# What needs to be done
Reproduce each record below exactly as written.

[Collected data entries]

------------------------------------------------

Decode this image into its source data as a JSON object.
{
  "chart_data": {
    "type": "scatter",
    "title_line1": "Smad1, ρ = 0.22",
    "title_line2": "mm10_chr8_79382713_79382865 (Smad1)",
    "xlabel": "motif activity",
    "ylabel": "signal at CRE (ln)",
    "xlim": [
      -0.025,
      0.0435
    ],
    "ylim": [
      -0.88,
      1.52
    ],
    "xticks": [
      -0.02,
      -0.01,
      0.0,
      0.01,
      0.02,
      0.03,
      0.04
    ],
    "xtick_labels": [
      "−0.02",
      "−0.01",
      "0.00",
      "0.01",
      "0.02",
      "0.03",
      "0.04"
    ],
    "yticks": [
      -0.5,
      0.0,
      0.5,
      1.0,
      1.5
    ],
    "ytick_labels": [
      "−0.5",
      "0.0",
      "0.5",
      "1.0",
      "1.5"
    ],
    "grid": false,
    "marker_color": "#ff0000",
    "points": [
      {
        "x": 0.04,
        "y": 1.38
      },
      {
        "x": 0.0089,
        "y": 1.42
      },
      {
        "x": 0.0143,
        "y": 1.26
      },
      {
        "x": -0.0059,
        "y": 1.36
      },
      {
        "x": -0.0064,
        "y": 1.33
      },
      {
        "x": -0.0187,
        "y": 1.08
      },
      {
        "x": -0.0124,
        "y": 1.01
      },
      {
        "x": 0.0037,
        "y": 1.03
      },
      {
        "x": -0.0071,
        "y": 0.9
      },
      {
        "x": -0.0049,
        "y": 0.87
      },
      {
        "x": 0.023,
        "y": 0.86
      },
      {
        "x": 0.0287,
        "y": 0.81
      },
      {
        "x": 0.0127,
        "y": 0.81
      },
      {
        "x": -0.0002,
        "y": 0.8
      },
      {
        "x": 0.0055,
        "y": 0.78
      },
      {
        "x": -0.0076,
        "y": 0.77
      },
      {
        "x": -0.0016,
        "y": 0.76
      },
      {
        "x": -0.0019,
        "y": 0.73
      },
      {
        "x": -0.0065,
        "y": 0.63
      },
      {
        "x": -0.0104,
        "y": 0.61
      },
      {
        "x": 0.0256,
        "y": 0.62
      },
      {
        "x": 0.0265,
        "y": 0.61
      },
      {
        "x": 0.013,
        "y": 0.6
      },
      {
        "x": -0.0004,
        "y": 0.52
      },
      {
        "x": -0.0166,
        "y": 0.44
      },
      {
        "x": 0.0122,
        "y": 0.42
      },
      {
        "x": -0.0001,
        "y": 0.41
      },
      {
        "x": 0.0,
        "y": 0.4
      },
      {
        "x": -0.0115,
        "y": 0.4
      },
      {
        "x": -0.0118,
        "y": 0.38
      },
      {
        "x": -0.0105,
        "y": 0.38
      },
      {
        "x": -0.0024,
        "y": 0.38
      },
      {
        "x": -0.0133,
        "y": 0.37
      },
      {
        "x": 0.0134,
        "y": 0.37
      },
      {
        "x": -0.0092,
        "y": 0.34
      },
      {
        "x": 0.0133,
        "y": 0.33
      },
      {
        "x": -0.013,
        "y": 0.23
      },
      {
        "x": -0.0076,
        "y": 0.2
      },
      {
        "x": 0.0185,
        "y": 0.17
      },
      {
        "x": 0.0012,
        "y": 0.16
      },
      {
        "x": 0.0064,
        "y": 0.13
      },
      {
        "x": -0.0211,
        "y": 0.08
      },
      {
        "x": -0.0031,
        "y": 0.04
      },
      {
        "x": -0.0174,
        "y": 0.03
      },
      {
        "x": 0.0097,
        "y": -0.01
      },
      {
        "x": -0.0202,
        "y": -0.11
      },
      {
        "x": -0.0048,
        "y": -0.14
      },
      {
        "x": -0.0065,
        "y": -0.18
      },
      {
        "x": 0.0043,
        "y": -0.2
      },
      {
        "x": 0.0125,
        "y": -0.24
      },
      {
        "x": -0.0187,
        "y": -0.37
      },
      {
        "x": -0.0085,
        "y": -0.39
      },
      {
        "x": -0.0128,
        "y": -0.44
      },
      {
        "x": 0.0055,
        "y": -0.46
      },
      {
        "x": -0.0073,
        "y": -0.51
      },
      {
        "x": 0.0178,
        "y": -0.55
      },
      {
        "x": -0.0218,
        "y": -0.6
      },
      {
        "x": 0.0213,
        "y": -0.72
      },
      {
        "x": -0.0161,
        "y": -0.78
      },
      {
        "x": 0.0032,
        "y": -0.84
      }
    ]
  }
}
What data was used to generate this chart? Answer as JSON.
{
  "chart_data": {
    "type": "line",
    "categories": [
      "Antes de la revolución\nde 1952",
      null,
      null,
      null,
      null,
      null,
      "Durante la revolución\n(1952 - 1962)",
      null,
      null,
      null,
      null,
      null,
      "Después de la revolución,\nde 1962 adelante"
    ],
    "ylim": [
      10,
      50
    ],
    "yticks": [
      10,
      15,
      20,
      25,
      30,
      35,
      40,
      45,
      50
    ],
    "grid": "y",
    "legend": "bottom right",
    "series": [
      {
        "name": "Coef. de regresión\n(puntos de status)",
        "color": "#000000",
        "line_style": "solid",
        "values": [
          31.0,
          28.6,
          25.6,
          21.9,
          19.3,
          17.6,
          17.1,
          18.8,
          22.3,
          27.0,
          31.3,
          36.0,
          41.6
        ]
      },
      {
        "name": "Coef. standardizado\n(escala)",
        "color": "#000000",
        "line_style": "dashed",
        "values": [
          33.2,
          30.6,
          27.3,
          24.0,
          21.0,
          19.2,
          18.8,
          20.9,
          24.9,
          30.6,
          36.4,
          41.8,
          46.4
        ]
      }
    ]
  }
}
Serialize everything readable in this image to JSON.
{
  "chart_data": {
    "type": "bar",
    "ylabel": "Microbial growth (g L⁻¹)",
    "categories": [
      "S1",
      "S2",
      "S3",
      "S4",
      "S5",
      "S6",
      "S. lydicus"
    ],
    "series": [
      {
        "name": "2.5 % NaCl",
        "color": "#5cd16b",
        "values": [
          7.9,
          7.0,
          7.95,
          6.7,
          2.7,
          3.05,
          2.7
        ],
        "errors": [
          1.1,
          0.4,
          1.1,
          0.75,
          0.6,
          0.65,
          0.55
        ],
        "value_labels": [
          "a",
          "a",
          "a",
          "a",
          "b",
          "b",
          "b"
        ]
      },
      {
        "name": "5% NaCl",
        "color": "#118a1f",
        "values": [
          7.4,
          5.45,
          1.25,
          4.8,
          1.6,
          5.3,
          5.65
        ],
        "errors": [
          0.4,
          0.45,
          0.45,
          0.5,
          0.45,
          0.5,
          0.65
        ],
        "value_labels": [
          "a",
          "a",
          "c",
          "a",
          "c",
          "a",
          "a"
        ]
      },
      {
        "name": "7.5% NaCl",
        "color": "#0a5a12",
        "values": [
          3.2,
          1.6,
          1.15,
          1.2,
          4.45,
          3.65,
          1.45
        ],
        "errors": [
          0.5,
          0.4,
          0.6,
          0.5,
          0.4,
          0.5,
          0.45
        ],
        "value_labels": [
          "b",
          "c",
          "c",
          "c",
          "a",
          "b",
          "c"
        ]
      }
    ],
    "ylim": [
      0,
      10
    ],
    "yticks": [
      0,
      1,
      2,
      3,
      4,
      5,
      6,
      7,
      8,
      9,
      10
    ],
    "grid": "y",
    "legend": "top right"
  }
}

------------------------------------------------

# Answer to this task
Decode this image into its source data as a JSON object.
{
  "chart_data": {
    "type": "scatter",
    "title_line1": "Smad1, ρ = 0.22",
    "title_line2": "mm10_chr8_79382713_79382865 (Smad1)",
    "xlabel": "motif activity",
    "ylabel": "signal at CRE (ln)",
    "xlim": [
      -0.025,
      0.0435
    ],
    "ylim": [
      -0.88,
      1.52
    ],
    "xticks": [
      -0.02,
      -0.01,
      0.0,
      0.01,
      0.02,
      0.03,
      0.04
    ],
    "xtick_labels": [
      "−0.02",
      "−0.01",
      "0.00",
      "0.01",
      "0.02",
      "0.03",
      "0.04"
    ],
    "yticks": [
      -0.5,
      0.0,
      0.5,
      1.0,
      1.5
    ],
    "ytick_labels": [
      "−0.5",
      "0.0",
      "0.5",
      "1.0",
      "1.5"
    ],
    "grid": false,
    "marker_color": "#ff0000",
    "points": [
      {
        "x": 0.04,
        "y": 1.38
      },
      {
        "x": 0.0089,
        "y": 1.42
      },
      {
        "x": 0.0143,
        "y": 1.26
      },
      {
        "x": -0.0059,
        "y": 1.36
      },
      {
        "x": -0.0064,
        "y": 1.33
      },
      {
        "x": -0.0187,
        "y": 1.08
      },
      {
        "x": -0.0124,
        "y": 1.01
      },
      {
        "x": 0.0037,
        "y": 1.03
      },
      {
        "x": -0.0071,
        "y": 0.9
      },
      {
        "x": -0.0049,
        "y": 0.87
      },
      {
        "x": 0.023,
        "y": 0.86
      },
      {
        "x": 0.0287,
        "y": 0.81
      },
      {
        "x": 0.0127,
        "y": 0.81
      },
      {
        "x": -0.0002,
        "y": 0.8
      },
      {
        "x": 0.0055,
        "y": 0.78
      },
      {
        "x": -0.0076,
        "y": 0.77
      },
      {
        "x": -0.0016,
        "y": 0.76
      },
      {
        "x": -0.0019,
        "y": 0.73
      },
      {
        "x": -0.0065,
        "y": 0.63
      },
      {
        "x": -0.0104,
        "y": 0.61
      },
      {
        "x": 0.0256,
        "y": 0.62
      },
      {
        "x": 0.0265,
        "y": 0.61
      },
      {
        "x": 0.013,
        "y": 0.6
      },
      {
        "x": -0.0004,
        "y": 0.52
      },
      {
        "x": -0.0166,
        "y": 0.44
      },
      {
        "x": 0.0122,
        "y": 0.42
      },
      {
        "x": -0.0001,
        "y": 0.41
      },
      {
        "x": 0.0,
        "y": 0.4
      },
      {
        "x": -0.0115,
        "y": 0.4
      },
      {
        "x": -0.0118,
        "y": 0.38
      },
      {
        "x": -0.0105,
        "y": 0.38
      },
      {
        "x": -0.0024,
        "y": 0.38
      },
      {
        "x": -0.0133,
        "y": 0.37
      },
      {
        "x": 0.0134,
        "y": 0.37
      },
      {
        "x": -0.0092,
        "y": 0.34
      },
      {
        "x": 0.0133,
        "y": 0.33
      },
      {
        "x": -0.013,
        "y": 0.23
      },
      {
        "x": -0.0076,
        "y": 0.2
      },
      {
        "x": 0.0185,
        "y": 0.17
      },
      {
        "x": 0.0012,
        "y": 0.16
      },
      {
        "x": 0.0064,
        "y": 0.13
      },
      {
        "x": -0.0211,
        "y": 0.08
      },
      {
        "x": -0.0031,
        "y": 0.04
      },
      {
        "x": -0.0174,
        "y": 0.03
      },
      {
        "x": 0.0097,
        "y": -0.01
      },
      {
        "x": -0.0202,
        "y": -0.11
      },
      {
        "x": -0.0048,
        "y": -0.14
      },
      {
        "x": -0.0065,
        "y": -0.18
      },
      {
        "x": 0.0043,
        "y": -0.2
      },
      {
        "x": 0.0125,
        "y": -0.24
      },
      {
        "x": -0.0187,
        "y": -0.37
      },
      {
        "x": -0.0085,
        "y": -0.39
      },
      {
        "x": -0.0128,
        "y": -0.44
      },
      {
        "x": 0.0055,
        "y": -0.46
      },
      {
        "x": -0.0073,
        "y": -0.51
      },
      {
        "x": 0.0178,
        "y": -0.55
      },
      {
        "x": -0.0218,
        "y": -0.6
      },
      {
        "x": 0.0213,
        "y": -0.72
      },
      {
        "x": -0.0161,
        "y": -0.78
      },
      {
        "x": 0.0032,
        "y": -0.84
      }
    ]
  }
}
What data was used to generate this chart? Answer as JSON.
{
  "chart_data": {
    "type": "line",
    "categories": [
      "Antes de la revolución\nde 1952",
      null,
      null,
      null,
      null,
      null,
      "Durante la revolución\n(1952 - 1962)",
      null,
      null,
      null,
      null,
      null,
      "Después de la revolución,\nde 1962 adelante"
    ],
    "ylim": [
      10,
      50
    ],
    "yticks": [
      10,
      15,
      20,
      25,
      30,
      35,
      40,
      45,
      50
    ],
    "grid": "y",
    "legend": "bottom right",
    "series": [
      {
        "name": "Coef. de regresión\n(puntos de status)",
        "color": "#000000",
        "line_style": "solid",
        "values": [
          31.0,
          28.6,
          25.6,
          21.9,
          19.3,
          17.6,
          17.1,
          18.8,
          22.3,
          27.0,
          31.3,
          36.0,
          41.6
        ]
      },
      {
        "name": "Coef. standardizado\n(escala)",
        "color": "#000000",
        "line_style": "dashed",
        "values": [
          33.2,
          30.6,
          27.3,
          24.0,
          21.0,
          19.2,
          18.8,
          20.9,
          24.9,
          30.6,
          36.4,
          41.8,
          46.4
        ]
      }
    ]
  }
}
Serialize everything readable in this image to JSON.
{
  "chart_data": {
    "type": "bar",
    "ylabel": "Microbial growth (g L⁻¹)",
    "categories": [
      "S1",
      "S2",
      "S3",
      "S4",
      "S5",
      "S6",
      "S. lydicus"
    ],
    "series": [
      {
        "name": "2.5 % NaCl",
        "color": "#5cd16b",
        "values": [
          7.9,
          7.0,
          7.95,
          6.7,
          2.7,
          3.05,
          2.7
        ],
        "errors": [
          1.1,
          0.4,
          1.1,
          0.75,
          0.6,
          0.65,
          0.55
        ],
        "value_labels": [
          "a",
          "a",
          "a",
          "a",
          "b",
          "b",
          "b"
        ]
      },
      {
        "name": "5% NaCl",
        "color": "#118a1f",
        "values": [
          7.4,
          5.45,
          1.25,
          4.8,
          1.6,
          5.3,
          5.65
        ],
        "errors": [
          0.4,
          0.45,
          0.45,
          0.5,
          0.45,
          0.5,
          0.65
        ],
        "value_labels": [
          "a",
          "a",
          "c",
          "a",
          "c",
          "a",
          "a"
        ]
      },
      {
        "name": "7.5% NaCl",
        "color": "#0a5a12",
        "values": [
          3.2,
          1.6,
          1.15,
          1.2,
          4.45,
          3.65,
          1.45
        ],
        "errors": [
          0.5,
          0.4,
          0.6,
          0.5,
          0.4,
          0.5,
          0.45
        ],
        "value_labels": [
          "b",
          "c",
          "c",
          "c",
          "a",
          "b",
          "c"
        ]
      }
    ],
    "ylim": [
      0,
      10
    ],
    "yticks": [
      0,
      1,
      2,
      3,
      4,
      5,
      6,
      7,
      8,
      9,
      10
    ],
    "grid": "y",
    "legend": "top right"
  }
}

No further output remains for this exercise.